| BRIEF |
Retype each entry below exactly as it stands.

## Start STORED ROWS

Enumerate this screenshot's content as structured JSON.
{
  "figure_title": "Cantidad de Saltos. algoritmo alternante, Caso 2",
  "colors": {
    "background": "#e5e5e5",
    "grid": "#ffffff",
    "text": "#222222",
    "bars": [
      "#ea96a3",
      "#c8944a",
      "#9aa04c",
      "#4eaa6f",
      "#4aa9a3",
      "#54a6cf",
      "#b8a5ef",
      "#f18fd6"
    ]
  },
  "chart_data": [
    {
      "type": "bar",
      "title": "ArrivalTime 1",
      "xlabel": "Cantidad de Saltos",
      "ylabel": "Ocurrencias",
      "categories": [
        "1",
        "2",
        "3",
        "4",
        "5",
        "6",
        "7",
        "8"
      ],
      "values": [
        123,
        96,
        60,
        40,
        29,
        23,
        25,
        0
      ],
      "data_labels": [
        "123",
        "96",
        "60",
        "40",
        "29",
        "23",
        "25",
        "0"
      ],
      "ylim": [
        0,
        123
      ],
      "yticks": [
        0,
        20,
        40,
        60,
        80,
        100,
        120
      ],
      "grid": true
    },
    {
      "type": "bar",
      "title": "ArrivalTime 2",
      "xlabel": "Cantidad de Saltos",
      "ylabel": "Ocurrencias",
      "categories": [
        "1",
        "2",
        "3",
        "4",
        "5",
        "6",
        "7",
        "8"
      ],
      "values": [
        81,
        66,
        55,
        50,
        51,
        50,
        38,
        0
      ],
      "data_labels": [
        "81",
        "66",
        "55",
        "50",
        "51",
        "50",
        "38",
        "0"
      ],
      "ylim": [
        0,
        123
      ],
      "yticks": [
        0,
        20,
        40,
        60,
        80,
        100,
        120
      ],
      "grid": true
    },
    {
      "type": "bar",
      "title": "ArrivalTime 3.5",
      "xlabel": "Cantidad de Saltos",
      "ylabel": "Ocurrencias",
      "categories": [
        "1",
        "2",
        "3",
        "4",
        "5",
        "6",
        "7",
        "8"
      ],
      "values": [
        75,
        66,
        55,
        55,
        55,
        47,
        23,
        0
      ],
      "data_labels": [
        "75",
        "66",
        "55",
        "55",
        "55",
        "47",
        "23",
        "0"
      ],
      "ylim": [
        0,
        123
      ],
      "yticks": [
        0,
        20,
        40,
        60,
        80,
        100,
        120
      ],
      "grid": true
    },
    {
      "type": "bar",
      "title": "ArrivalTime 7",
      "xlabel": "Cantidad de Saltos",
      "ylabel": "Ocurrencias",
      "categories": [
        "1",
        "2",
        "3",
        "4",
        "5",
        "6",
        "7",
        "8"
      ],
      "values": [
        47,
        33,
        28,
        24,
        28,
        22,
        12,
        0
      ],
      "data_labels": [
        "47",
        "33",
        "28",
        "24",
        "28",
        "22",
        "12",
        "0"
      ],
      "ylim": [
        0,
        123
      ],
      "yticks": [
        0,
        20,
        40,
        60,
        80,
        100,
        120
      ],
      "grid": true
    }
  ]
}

## End STORED ROWS

| OUTPUT FOR THIS EXERCISE |
Enumerate this screenshot's content as structured JSON.
{
  "figure_title": "Cantidad de Saltos. algoritmo alternante, Caso 2",
  "colors": {
    "background": "#e5e5e5",
    "grid": "#ffffff",
    "text": "#222222",
    "bars": [
      "#ea96a3",
      "#c8944a",
      "#9aa04c",
      "#4eaa6f",
      "#4aa9a3",
      "#54a6cf",
      "#b8a5ef",
      "#f18fd6"
    ]
  },
  "chart_data": [
    {
      "type": "bar",
      "title": "ArrivalTime 1",
      "xlabel": "Cantidad de Saltos",
      "ylabel": "Ocurrencias",
      "categories": [
        "1",
        "2",
        "3",
        "4",
        "5",
        "6",
        "7",
        "8"
      ],
      "values": [
        123,
        96,
        60,
        40,
        29,
        23,
        25,
        0
      ],
      "data_labels": [
        "123",
        "96",
        "60",
        "40",
        "29",
        "23",
        "25",
        "0"
      ],
      "ylim": [
        0,
        123
      ],
      "yticks": [
        0,
        20,
        40,
        60,
        80,
        100,
        120
      ],
      "grid": true
    },
    {
      "type": "bar",
      "title": "ArrivalTime 2",
      "xlabel": "Cantidad de Saltos",
      "ylabel": "Ocurrencias",
      "categories": [
        "1",
        "2",
        "3",
        "4",
        "5",
        "6",
        "7",
        "8"
      ],
      "values": [
        81,
        66,
        55,
        50,
        51,
        50,
        38,
        0
      ],
      "data_labels": [
        "81",
        "66",
        "55",
        "50",
        "51",
        "50",
        "38",
        "0"
      ],
      "ylim": [
        0,
        123
      ],
      "yticks": [
        0,
        20,
        40,
        60,
        80,
        100,
        120
      ],
      "grid": true
    },
    {
      "type": "bar",
      "title": "ArrivalTime 3.5",
      "xlabel": "Cantidad de Saltos",
      "ylabel": "Ocurrencias",
      "categories": [
        "1",
        "2",
        "3",
        "4",
        "5",
        "6",
        "7",
        "8"
      ],
      "values": [
        75,
        66,
        55,
        55,
        55,
        47,
        23,
        0
      ],
      "data_labels": [
        "75",
        "66",
        "55",
        "55",
        "55",
        "47",
        "23",
        "0"
      ],
      "ylim": [
        0,
        123
      ],
      "yticks": [
        0,
        20,
        40,
        60,
        80,
        100,
        120
      ],
      "grid": true
    },
    {
      "type": "bar",
      "title": "ArrivalTime 7",
      "xlabel": "Cantidad de Saltos",
      "ylabel": "Ocurrencias",
      "categories": [
        "1",
        "2",
        "3",
        "4",
        "5",
        "6",
        "7",
        "8"
      ],
      "values": [
        47,
        33,
        28,
        24,
        28,
        22,
        12,
        0
      ],
      "data_labels": [
        "47",
        "33",
        "28",
        "24",
        "28",
        "22",
        "12",
        "0"
      ],
      "ylim": [
        0,
        123
      ],
      "yticks": [
        0,
        20,
        40,
        60,
        80,
        100,
        120
      ],
      "grid": true
    }
  ]
}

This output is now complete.